The task: Your job is to restate each entry word for word.

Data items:
· · ·

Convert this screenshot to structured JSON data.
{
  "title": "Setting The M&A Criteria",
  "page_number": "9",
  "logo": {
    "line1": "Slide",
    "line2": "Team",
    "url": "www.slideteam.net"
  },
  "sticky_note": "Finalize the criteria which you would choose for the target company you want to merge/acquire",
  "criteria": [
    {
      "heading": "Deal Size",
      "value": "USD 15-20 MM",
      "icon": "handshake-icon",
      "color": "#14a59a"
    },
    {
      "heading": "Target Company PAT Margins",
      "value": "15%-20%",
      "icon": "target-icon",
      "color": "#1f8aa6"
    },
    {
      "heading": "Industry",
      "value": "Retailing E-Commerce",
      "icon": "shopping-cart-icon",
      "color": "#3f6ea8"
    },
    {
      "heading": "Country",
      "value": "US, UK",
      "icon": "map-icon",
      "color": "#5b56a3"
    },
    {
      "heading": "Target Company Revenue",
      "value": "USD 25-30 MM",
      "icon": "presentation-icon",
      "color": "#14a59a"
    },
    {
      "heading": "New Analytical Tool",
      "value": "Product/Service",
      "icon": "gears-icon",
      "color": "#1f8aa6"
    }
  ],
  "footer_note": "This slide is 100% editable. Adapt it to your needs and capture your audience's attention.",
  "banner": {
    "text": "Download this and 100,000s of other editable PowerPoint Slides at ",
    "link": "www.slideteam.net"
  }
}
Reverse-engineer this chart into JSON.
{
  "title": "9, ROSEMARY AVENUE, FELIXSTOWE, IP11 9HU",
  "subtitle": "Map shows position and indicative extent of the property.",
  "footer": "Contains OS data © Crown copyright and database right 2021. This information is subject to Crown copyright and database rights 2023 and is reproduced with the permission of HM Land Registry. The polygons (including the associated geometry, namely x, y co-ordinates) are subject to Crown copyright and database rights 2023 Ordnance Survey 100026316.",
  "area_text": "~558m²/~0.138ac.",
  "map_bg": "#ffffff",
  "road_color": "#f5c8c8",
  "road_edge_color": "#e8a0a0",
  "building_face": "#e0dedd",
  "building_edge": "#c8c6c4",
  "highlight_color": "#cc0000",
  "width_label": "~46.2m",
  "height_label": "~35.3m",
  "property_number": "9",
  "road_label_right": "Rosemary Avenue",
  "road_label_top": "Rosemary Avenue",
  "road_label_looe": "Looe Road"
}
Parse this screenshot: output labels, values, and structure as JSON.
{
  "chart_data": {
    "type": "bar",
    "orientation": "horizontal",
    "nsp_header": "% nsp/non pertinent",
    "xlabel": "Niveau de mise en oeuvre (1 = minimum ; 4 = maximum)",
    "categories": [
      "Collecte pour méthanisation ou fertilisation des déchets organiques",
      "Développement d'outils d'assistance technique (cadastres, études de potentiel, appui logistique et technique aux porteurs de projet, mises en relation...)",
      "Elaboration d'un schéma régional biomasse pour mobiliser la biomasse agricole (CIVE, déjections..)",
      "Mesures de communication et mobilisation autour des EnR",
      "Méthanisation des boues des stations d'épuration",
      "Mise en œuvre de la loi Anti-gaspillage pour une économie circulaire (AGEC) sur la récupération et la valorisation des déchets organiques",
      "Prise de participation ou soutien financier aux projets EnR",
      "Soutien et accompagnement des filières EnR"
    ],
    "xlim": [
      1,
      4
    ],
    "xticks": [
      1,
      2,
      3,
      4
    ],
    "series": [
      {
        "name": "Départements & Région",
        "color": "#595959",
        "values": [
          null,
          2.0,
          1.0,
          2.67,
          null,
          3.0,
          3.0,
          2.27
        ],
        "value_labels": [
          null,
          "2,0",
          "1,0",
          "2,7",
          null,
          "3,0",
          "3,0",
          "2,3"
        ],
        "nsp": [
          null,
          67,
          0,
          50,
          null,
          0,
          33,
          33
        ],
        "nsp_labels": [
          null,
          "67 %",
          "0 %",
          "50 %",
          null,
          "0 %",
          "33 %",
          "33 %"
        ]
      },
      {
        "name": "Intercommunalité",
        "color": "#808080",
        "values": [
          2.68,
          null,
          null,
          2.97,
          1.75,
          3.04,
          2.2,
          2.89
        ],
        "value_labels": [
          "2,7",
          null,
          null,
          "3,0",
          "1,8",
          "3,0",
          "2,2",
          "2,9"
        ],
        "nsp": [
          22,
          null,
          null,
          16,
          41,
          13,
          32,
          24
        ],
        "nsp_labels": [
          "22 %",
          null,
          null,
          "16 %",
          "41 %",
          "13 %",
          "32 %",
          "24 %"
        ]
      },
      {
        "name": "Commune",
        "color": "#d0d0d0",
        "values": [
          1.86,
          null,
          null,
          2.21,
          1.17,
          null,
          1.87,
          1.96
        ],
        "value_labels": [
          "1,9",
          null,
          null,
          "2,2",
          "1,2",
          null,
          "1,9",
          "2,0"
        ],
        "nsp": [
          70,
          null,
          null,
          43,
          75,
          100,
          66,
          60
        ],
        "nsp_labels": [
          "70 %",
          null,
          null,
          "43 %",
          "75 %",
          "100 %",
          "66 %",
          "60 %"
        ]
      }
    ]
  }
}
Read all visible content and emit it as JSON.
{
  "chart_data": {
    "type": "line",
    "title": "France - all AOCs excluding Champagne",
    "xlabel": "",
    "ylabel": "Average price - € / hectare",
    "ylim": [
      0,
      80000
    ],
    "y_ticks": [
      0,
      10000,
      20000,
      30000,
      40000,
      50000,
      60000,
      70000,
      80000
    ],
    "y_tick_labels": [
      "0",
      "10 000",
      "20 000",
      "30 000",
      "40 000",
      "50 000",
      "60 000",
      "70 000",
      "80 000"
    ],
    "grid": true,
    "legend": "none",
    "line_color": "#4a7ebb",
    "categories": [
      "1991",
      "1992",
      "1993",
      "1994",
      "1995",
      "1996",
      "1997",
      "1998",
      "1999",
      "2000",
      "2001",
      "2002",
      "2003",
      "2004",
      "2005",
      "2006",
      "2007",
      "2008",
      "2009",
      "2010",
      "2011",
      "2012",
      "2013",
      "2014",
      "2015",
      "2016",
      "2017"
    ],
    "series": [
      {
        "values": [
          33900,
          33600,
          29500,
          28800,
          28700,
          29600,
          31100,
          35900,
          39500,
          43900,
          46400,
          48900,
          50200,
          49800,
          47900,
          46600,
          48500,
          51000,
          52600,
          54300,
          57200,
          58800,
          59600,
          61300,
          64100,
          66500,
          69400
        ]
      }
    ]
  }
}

· · ·

Finished task:
Convert this screenshot to structured JSON data.
{
  "title": "Setting The M&A Criteria",
  "page_number": "9",
  "logo": {
    "line1": "Slide",
    "line2": "Team",
    "url": "www.slideteam.net"
  },
  "sticky_note": "Finalize the criteria which you would choose for the target company you want to merge/acquire",
  "criteria": [
    {
      "heading": "Deal Size",
      "value": "USD 15-20 MM",
      "icon": "handshake-icon",
      "color": "#14a59a"
    },
    {
      "heading": "Target Company PAT Margins",
      "value": "15%-20%",
      "icon": "target-icon",
      "color": "#1f8aa6"
    },
    {
      "heading": "Industry",
      "value": "Retailing E-Commerce",
      "icon": "shopping-cart-icon",
      "color": "#3f6ea8"
    },
    {
      "heading": "Country",
      "value": "US, UK",
      "icon": "map-icon",
      "color": "#5b56a3"
    },
    {
      "heading": "Target Company Revenue",
      "value": "USD 25-30 MM",
      "icon": "presentation-icon",
      "color": "#14a59a"
    },
    {
      "heading": "New Analytical Tool",
      "value": "Product/Service",
      "icon": "gears-icon",
      "color": "#1f8aa6"
    }
  ],
  "footer_note": "This slide is 100% editable. Adapt it to your needs and capture your audience's attention.",
  "banner": {
    "text": "Download this and 100,000s of other editable PowerPoint Slides at ",
    "link": "www.slideteam.net"
  }
}
Reverse-engineer this chart into JSON.
{
  "title": "9, ROSEMARY AVENUE, FELIXSTOWE, IP11 9HU",
  "subtitle": "Map shows position and indicative extent of the property.",
  "footer": "Contains OS data © Crown copyright and database right 2021. This information is subject to Crown copyright and database rights 2023 and is reproduced with the permission of HM Land Registry. The polygons (including the associated geometry, namely x, y co-ordinates) are subject to Crown copyright and database rights 2023 Ordnance Survey 100026316.",
  "area_text": "~558m²/~0.138ac.",
  "map_bg": "#ffffff",
  "road_color": "#f5c8c8",
  "road_edge_color": "#e8a0a0",
  "building_face": "#e0dedd",
  "building_edge": "#c8c6c4",
  "highlight_color": "#cc0000",
  "width_label": "~46.2m",
  "height_label": "~35.3m",
  "property_number": "9",
  "road_label_right": "Rosemary Avenue",
  "road_label_top": "Rosemary Avenue",
  "road_label_looe": "Looe Road"
}
Parse this screenshot: output labels, values, and structure as JSON.
{
  "chart_data": {
    "type": "bar",
    "orientation": "horizontal",
    "nsp_header": "% nsp/non pertinent",
    "xlabel": "Niveau de mise en oeuvre (1 = minimum ; 4 = maximum)",
    "categories": [
      "Collecte pour méthanisation ou fertilisation des déchets organiques",
      "Développement d'outils d'assistance technique (cadastres, études de potentiel, appui logistique et technique aux porteurs de projet, mises en relation...)",
      "Elaboration d'un schéma régional biomasse pour mobiliser la biomasse agricole (CIVE, déjections..)",
      "Mesures de communication et mobilisation autour des EnR",
      "Méthanisation des boues des stations d'épuration",
      "Mise en œuvre de la loi Anti-gaspillage pour une économie circulaire (AGEC) sur la récupération et la valorisation des déchets organiques",
      "Prise de participation ou soutien financier aux projets EnR",
      "Soutien et accompagnement des filières EnR"
    ],
    "xlim": [
      1,
      4
    ],
    "xticks": [
      1,
      2,
      3,
      4
    ],
    "series": [
      {
        "name": "Départements & Région",
        "color": "#595959",
        "values": [
          null,
          2.0,
          1.0,
          2.67,
          null,
          3.0,
          3.0,
          2.27
        ],
        "value_labels": [
          null,
          "2,0",
          "1,0",
          "2,7",
          null,
          "3,0",
          "3,0",
          "2,3"
        ],
        "nsp": [
          null,
          67,
          0,
          50,
          null,
          0,
          33,
          33
        ],
        "nsp_labels": [
          null,
          "67 %",
          "0 %",
          "50 %",
          null,
          "0 %",
          "33 %",
          "33 %"
        ]
      },
      {
        "name": "Intercommunalité",
        "color": "#808080",
        "values": [
          2.68,
          null,
          null,
          2.97,
          1.75,
          3.04,
          2.2,
          2.89
        ],
        "value_labels": [
          "2,7",
          null,
          null,
          "3,0",
          "1,8",
          "3,0",
          "2,2",
          "2,9"
        ],
        "nsp": [
          22,
          null,
          null,
          16,
          41,
          13,
          32,
          24
        ],
        "nsp_labels": [
          "22 %",
          null,
          null,
          "16 %",
          "41 %",
          "13 %",
          "32 %",
          "24 %"
        ]
      },
      {
        "name": "Commune",
        "color": "#d0d0d0",
        "values": [
          1.86,
          null,
          null,
          2.21,
          1.17,
          null,
          1.87,
          1.96
        ],
        "value_labels": [
          "1,9",
          null,
          null,
          "2,2",
          "1,2",
          null,
          "1,9",
          "2,0"
        ],
        "nsp": [
          70,
          null,
          null,
          43,
          75,
          100,
          66,
          60
        ],
        "nsp_labels": [
          "70 %",
          null,
          null,
          "43 %",
          "75 %",
          "100 %",
          "66 %",
          "60 %"
        ]
      }
    ]
  }
}
Read all visible content and emit it as JSON.
{
  "chart_data": {
    "type": "line",
    "title": "France - all AOCs excluding Champagne",
    "xlabel": "",
    "ylabel": "Average price - € / hectare",
    "ylim": [
      0,
      80000
    ],
    "y_ticks": [
      0,
      10000,
      20000,
      30000,
      40000,
      50000,
      60000,
      70000,
      80000
    ],
    "y_tick_labels": [
      "0",
      "10 000",
      "20 000",
      "30 000",
      "40 000",
      "50 000",
      "60 000",
      "70 000",
      "80 000"
    ],
    "grid": true,
    "legend": "none",
    "line_color": "#4a7ebb",
    "categories": [
      "1991",
      "1992",
      "1993",
      "1994",
      "1995",
      "1996",
      "1997",
      "1998",
      "1999",
      "2000",
      "2001",
      "2002",
      "2003",
      "2004",
      "2005",
      "2006",
      "2007",
      "2008",
      "2009",
      "2010",
      "2011",
      "2012",
      "2013",
      "2014",
      "2015",
      "2016",
      "2017"
    ],
    "series": [
      {
        "values": [
          33900,
          33600,
          29500,
          28800,
          28700,
          29600,
          31100,
          35900,
          39500,
          43900,
          46400,
          48900,
          50200,
          49800,
          47900,
          46600,
          48500,
          51000,
          52600,
          54300,
          57200,
          58800,
          59600,
          61300,
          64100,
          66500,
          69400
        ]
      }
    ]
  }
}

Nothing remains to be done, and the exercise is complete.